Elasticsearch — Setting up a synonyms search

Hey folks! Throughout this post, we will see how to configure a basic synonyms search using Elasticsearch (:

Regardless the expertise with Elasticsearch, you might be able to understand this basic implementation.

To keep this post short, we will go through the most basic implementation, I may write more about this topic in the future, let’s start! (:

Our Problem

Imagine that we are a Brazilian e-commerce selling laptops, we look at our search statistics and realize our users are searching for the word notebook and they get angry because they don’t get any result, that’s so bad :(

After some investigation, we noticed that in Brazil notebook is a synonym for laptop, all our competitors have updated they systems to work with that. It’s our turn to fix it, increase our sales and make our customers happy again :)

Provided entries:

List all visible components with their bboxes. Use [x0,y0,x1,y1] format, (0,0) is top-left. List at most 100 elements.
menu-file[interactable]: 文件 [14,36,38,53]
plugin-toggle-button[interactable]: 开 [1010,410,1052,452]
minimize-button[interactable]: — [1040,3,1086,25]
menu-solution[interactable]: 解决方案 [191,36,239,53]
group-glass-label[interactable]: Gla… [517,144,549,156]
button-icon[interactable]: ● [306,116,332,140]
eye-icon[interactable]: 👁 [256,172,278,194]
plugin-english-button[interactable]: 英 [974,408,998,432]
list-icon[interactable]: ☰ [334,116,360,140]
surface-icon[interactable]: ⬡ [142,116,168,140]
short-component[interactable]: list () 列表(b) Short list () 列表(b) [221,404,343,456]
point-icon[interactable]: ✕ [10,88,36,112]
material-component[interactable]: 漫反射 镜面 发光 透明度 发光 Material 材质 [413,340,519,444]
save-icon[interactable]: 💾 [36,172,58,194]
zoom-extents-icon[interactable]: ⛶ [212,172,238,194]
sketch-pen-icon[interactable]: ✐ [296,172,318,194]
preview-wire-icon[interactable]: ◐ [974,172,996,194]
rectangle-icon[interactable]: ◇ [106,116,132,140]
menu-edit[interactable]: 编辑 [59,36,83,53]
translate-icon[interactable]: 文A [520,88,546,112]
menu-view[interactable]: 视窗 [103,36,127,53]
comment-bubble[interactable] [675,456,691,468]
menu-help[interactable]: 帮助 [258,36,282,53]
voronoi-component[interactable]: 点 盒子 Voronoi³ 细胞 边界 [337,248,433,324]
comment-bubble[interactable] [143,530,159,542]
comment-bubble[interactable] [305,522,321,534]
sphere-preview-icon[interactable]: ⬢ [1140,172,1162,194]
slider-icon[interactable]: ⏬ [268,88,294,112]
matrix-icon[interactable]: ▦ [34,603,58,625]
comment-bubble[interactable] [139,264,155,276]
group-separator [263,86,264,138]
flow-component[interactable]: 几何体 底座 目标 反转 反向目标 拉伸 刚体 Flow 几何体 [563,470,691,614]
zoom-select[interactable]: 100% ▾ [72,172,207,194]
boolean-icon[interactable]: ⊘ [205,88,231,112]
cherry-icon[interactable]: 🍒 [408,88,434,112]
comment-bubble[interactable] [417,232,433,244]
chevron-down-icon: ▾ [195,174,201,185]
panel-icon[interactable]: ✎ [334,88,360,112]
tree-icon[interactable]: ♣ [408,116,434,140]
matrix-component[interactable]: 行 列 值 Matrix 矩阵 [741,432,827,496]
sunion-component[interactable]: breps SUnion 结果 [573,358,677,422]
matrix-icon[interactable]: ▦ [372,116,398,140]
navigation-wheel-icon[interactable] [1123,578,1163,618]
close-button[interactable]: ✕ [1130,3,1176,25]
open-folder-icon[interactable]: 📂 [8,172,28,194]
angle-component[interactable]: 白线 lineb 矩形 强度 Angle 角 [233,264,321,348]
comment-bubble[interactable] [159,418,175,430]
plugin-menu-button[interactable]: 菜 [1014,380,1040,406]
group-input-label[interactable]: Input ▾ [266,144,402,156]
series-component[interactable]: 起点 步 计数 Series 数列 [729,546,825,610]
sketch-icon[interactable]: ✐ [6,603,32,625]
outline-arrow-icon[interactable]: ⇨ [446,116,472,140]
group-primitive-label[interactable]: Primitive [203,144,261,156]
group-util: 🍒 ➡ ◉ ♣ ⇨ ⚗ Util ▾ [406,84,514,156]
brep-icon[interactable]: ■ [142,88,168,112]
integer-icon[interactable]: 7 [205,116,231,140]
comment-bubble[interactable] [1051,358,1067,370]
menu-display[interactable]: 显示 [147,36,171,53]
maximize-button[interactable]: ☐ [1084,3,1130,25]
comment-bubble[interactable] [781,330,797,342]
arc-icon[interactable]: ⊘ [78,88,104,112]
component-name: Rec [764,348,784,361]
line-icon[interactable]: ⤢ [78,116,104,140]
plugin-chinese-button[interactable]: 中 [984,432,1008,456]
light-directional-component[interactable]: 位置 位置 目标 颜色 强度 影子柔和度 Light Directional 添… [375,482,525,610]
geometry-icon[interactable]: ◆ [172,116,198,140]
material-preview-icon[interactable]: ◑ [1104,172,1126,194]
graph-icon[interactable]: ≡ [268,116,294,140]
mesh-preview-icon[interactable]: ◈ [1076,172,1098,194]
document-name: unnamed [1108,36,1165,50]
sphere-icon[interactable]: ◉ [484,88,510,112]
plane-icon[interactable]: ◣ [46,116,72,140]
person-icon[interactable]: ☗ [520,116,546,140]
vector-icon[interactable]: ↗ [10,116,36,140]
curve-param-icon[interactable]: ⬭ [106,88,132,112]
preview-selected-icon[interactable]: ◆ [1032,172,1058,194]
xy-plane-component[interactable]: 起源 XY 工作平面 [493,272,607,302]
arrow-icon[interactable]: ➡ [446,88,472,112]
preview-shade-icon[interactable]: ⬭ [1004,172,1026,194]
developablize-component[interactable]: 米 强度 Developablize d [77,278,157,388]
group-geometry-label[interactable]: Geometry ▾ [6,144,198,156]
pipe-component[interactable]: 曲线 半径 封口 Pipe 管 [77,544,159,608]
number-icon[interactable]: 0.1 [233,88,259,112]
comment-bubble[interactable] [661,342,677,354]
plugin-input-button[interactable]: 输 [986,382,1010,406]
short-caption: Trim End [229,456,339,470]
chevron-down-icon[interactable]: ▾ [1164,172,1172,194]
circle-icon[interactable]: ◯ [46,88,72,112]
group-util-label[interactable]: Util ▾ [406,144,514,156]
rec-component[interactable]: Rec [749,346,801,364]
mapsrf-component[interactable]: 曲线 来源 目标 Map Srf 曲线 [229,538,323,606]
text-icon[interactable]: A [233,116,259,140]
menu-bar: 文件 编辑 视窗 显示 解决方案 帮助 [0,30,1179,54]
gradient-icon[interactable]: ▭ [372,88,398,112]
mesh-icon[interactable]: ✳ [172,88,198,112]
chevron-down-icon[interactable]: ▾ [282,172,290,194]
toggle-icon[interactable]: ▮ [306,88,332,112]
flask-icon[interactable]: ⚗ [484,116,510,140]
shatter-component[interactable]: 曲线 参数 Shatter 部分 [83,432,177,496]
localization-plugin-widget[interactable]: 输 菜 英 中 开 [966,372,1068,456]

Directive 1: According to the Elasticsearch synonyms post, which word are users in Brazil searching for as a synonym for laptop?
Directive 2: Render the rows, from the start of the rows up to and including the line containing "comment-bubble[interactable] [675,456,691,468]", as a Markdown table with the columns No. and Content, leaving out any blank lines.

Finished answer 1: Notebook.

Finished answer 2:
| No. | Content |
|---|---|
| 1 | List all visible components with their bboxes. Use [x0,y0,x1,y1] format, (0,0) is top-left. List at most 100 elements. |
| 2 | menu-file[interactable]: 文件 [14,36,38,53] |
| 3 | plugin-toggle-button[interactable]: 开 [1010,410,1052,452] |
| 4 | minimize-button[interactable]: — [1040,3,1086,25] |
| 5 | menu-solution[interactable]: 解决方案 [191,36,239,53] |
| 6 | group-glass-label[interactable]: Gla… [517,144,549,156] |
| 7 | button-icon[interactable]: ● [306,116,332,140] |
| 8 | eye-icon[interactable]: 👁 [256,172,278,194] |
| 9 | plugin-english-button[interactable]: 英 [974,408,998,432] |
| 10 | list-icon[interactable]: ☰ [334,116,360,140] |
| 11 | surface-icon[interactable]: ⬡ [142,116,168,140] |
| 12 | short-component[interactable]: list () 列表(b) Short list () 列表(b) [221,404,343,456] |
| 13 | point-icon[interactable]: ✕ [10,88,36,112] |
| 14 | material-component[interactable]: 漫反射 镜面 发光 透明度 发光 Material 材质 [413,340,519,444] |
| 15 | save-icon[interactable]: 💾 [36,172,58,194] |
| 16 | zoom-extents-icon[interactable]: ⛶ [212,172,238,194] |
| 17 | sketch-pen-icon[interactable]: ✐ [296,172,318,194] |
| 18 | preview-wire-icon[interactable]: ◐ [974,172,996,194] |
| 19 | rectangle-icon[interactable]: ◇ [106,116,132,140] |
| 20 | menu-edit[interactable]: 编辑 [59,36,83,53] |
| 21 | translate-icon[interactable]: 文A [520,88,546,112] |
| 22 | menu-view[interactable]: 视窗 [103,36,127,53] |
| 23 | comment-bubble[interactable] [675,456,691,468] |